=== WHAT YOU NEED TO DO ===
Every entry that follows should be output again, word for word.

=== INPUT ===
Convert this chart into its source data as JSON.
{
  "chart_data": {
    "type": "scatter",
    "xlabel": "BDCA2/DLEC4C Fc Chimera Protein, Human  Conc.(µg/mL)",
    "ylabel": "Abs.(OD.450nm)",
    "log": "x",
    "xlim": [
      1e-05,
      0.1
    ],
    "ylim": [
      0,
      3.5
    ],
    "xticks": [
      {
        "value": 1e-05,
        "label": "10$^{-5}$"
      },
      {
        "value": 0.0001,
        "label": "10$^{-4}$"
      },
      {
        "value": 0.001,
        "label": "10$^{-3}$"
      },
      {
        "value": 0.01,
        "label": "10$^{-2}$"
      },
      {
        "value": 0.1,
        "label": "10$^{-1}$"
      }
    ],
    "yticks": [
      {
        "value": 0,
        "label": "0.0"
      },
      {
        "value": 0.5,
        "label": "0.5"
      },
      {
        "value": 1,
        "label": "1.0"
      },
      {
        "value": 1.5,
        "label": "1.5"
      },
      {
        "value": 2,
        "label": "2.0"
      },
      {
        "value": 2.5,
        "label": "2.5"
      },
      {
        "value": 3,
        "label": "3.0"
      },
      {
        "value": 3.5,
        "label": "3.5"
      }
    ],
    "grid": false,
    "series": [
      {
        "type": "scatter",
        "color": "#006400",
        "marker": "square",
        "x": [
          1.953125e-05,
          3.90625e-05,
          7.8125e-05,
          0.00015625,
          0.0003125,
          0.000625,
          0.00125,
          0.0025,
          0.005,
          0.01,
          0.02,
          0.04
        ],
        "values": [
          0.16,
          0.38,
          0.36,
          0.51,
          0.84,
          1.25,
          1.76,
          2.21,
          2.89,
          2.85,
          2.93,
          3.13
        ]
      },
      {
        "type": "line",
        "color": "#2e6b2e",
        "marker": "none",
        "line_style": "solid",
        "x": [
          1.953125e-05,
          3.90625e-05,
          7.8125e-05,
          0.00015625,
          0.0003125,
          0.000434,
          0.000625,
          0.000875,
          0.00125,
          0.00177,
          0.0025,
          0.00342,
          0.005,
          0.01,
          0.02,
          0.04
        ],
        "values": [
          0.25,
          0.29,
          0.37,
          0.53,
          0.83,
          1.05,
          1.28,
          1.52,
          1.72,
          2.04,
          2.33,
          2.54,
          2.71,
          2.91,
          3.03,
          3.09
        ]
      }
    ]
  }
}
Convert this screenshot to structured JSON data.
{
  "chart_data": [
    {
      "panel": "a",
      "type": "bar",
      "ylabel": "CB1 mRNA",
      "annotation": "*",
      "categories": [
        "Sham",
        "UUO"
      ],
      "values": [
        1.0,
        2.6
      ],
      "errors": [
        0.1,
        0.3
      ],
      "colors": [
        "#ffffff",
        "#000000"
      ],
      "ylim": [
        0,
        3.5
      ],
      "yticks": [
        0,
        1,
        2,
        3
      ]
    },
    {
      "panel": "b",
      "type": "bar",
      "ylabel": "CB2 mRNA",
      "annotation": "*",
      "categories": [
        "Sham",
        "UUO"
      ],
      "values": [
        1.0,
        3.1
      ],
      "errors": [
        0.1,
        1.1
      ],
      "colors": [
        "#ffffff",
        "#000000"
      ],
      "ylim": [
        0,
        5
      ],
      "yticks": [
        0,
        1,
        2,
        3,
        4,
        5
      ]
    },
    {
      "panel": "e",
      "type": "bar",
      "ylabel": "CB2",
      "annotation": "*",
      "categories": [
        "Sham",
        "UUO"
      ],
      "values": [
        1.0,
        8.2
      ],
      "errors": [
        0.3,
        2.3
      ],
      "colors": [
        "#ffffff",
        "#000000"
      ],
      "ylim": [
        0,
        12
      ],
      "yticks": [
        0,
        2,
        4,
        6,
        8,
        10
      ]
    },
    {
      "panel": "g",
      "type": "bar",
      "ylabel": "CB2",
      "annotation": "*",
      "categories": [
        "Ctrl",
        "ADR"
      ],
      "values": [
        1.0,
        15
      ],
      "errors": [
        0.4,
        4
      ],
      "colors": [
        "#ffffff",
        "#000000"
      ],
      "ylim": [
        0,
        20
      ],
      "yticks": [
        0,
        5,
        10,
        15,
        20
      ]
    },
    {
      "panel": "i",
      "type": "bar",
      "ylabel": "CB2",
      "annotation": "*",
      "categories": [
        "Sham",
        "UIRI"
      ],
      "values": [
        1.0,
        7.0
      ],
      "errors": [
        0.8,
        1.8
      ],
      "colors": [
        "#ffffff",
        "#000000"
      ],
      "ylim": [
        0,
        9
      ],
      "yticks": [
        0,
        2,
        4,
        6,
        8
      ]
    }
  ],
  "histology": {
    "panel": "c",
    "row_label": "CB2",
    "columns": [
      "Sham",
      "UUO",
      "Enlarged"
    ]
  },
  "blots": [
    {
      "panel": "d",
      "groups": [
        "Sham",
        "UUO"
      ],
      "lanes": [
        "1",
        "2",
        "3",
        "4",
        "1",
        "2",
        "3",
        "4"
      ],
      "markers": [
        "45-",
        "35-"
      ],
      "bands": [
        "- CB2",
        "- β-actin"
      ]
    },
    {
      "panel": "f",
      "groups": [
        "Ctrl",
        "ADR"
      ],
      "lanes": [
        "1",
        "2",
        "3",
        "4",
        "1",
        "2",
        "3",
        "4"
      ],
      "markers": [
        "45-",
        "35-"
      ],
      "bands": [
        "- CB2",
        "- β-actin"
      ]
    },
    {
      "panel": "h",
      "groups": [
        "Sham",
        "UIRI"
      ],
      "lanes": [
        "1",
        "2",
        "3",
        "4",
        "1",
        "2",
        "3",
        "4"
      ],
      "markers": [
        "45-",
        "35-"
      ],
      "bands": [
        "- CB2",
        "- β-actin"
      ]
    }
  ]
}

=== YOUR RESPONSE ===
Convert this chart into its source data as JSON.
{
  "chart_data": {
    "type": "scatter",
    "xlabel": "BDCA2/DLEC4C Fc Chimera Protein, Human  Conc.(µg/mL)",
    "ylabel": "Abs.(OD.450nm)",
    "log": "x",
    "xlim": [
      1e-05,
      0.1
    ],
    "ylim": [
      0,
      3.5
    ],
    "xticks": [
      {
        "value": 1e-05,
        "label": "10$^{-5}$"
      },
      {
        "value": 0.0001,
        "label": "10$^{-4}$"
      },
      {
        "value": 0.001,
        "label": "10$^{-3}$"
      },
      {
        "value": 0.01,
        "label": "10$^{-2}$"
      },
      {
        "value": 0.1,
        "label": "10$^{-1}$"
      }
    ],
    "yticks": [
      {
        "value": 0,
        "label": "0.0"
      },
      {
        "value": 0.5,
        "label": "0.5"
      },
      {
        "value": 1,
        "label": "1.0"
      },
      {
        "value": 1.5,
        "label": "1.5"
      },
      {
        "value": 2,
        "label": "2.0"
      },
      {
        "value": 2.5,
        "label": "2.5"
      },
      {
        "value": 3,
        "label": "3.0"
      },
      {
        "value": 3.5,
        "label": "3.5"
      }
    ],
    "grid": false,
    "series": [
      {
        "type": "scatter",
        "color": "#006400",
        "marker": "square",
        "x": [
          1.953125e-05,
          3.90625e-05,
          7.8125e-05,
          0.00015625,
          0.0003125,
          0.000625,
          0.00125,
          0.0025,
          0.005,
          0.01,
          0.02,
          0.04
        ],
        "values": [
          0.16,
          0.38,
          0.36,
          0.51,
          0.84,
          1.25,
          1.76,
          2.21,
          2.89,
          2.85,
          2.93,
          3.13
        ]
      },
      {
        "type": "line",
        "color": "#2e6b2e",
        "marker": "none",
        "line_style": "solid",
        "x": [
          1.953125e-05,
          3.90625e-05,
          7.8125e-05,
          0.00015625,
          0.0003125,
          0.000434,
          0.000625,
          0.000875,
          0.00125,
          0.00177,
          0.0025,
          0.00342,
          0.005,
          0.01,
          0.02,
          0.04
        ],
        "values": [
          0.25,
          0.29,
          0.37,
          0.53,
          0.83,
          1.05,
          1.28,
          1.52,
          1.72,
          2.04,
          2.33,
          2.54,
          2.71,
          2.91,
          3.03,
          3.09
        ]
      }
    ]
  }
}
Convert this screenshot to structured JSON data.
{
  "chart_data": [
    {
      "panel": "a",
      "type": "bar",
      "ylabel": "CB1 mRNA",
      "annotation": "*",
      "categories": [
        "Sham",
        "UUO"
      ],
      "values": [
        1.0,
        2.6
      ],
      "errors": [
        0.1,
        0.3
      ],
      "colors": [
        "#ffffff",
        "#000000"
      ],
      "ylim": [
        0,
        3.5
      ],
      "yticks": [
        0,
        1,
        2,
        3
      ]
    },
    {
      "panel": "b",
      "type": "bar",
      "ylabel": "CB2 mRNA",
      "annotation": "*",
      "categories": [
        "Sham",
        "UUO"
      ],
      "values": [
        1.0,
        3.1
      ],
      "errors": [
        0.1,
        1.1
      ],
      "colors": [
        "#ffffff",
        "#000000"
      ],
      "ylim": [
        0,
        5
      ],
      "yticks": [
        0,
        1,
        2,
        3,
        4,
        5
      ]
    },
    {
      "panel": "e",
      "type": "bar",
      "ylabel": "CB2",
      "annotation": "*",
      "categories": [
        "Sham",
        "UUO"
      ],
      "values": [
        1.0,
        8.2
      ],
      "errors": [
        0.3,
        2.3
      ],
      "colors": [
        "#ffffff",
        "#000000"
      ],
      "ylim": [
        0,
        12
      ],
      "yticks": [
        0,
        2,
        4,
        6,
        8,
        10
      ]
    },
    {
      "panel": "g",
      "type": "bar",
      "ylabel": "CB2",
      "annotation": "*",
      "categories": [
        "Ctrl",
        "ADR"
      ],
      "values": [
        1.0,
        15
      ],
      "errors": [
        0.4,
        4
      ],
      "colors": [
        "#ffffff",
        "#000000"
      ],
      "ylim": [
        0,
        20
      ],
      "yticks": [
        0,
        5,
        10,
        15,
        20
      ]
    },
    {
      "panel": "i",
      "type": "bar",
      "ylabel": "CB2",
      "annotation": "*",
      "categories": [
        "Sham",
        "UIRI"
      ],
      "values": [
        1.0,
        7.0
      ],
      "errors": [
        0.8,
        1.8
      ],
      "colors": [
        "#ffffff",
        "#000000"
      ],
      "ylim": [
        0,
        9
      ],
      "yticks": [
        0,
        2,
        4,
        6,
        8
      ]
    }
  ],
  "histology": {
    "panel": "c",
    "row_label": "CB2",
    "columns": [
      "Sham",
      "UUO",
      "Enlarged"
    ]
  },
  "blots": [
    {
      "panel": "d",
      "groups": [
        "Sham",
        "UUO"
      ],
      "lanes": [
        "1",
        "2",
        "3",
        "4",
        "1",
        "2",
        "3",
        "4"
      ],
      "markers": [
        "45-",
        "35-"
      ],
      "bands": [
        "- CB2",
        "- β-actin"
      ]
    },
    {
      "panel": "f",
      "groups": [
        "Ctrl",
        "ADR"
      ],
      "lanes": [
        "1",
        "2",
        "3",
        "4",
        "1",
        "2",
        "3",
        "4"
      ],
      "markers": [
        "45-",
        "35-"
      ],
      "bands": [
        "- CB2",
        "- β-actin"
      ]
    },
    {
      "panel": "h",
      "groups": [
        "Sham",
        "UIRI"
      ],
      "lanes": [
        "1",
        "2",
        "3",
        "4",
        "1",
        "2",
        "3",
        "4"
      ],
      "markers": [
        "45-",
        "35-"
      ],
      "bands": [
        "- CB2",
        "- β-actin"
      ]
    }
  ]
}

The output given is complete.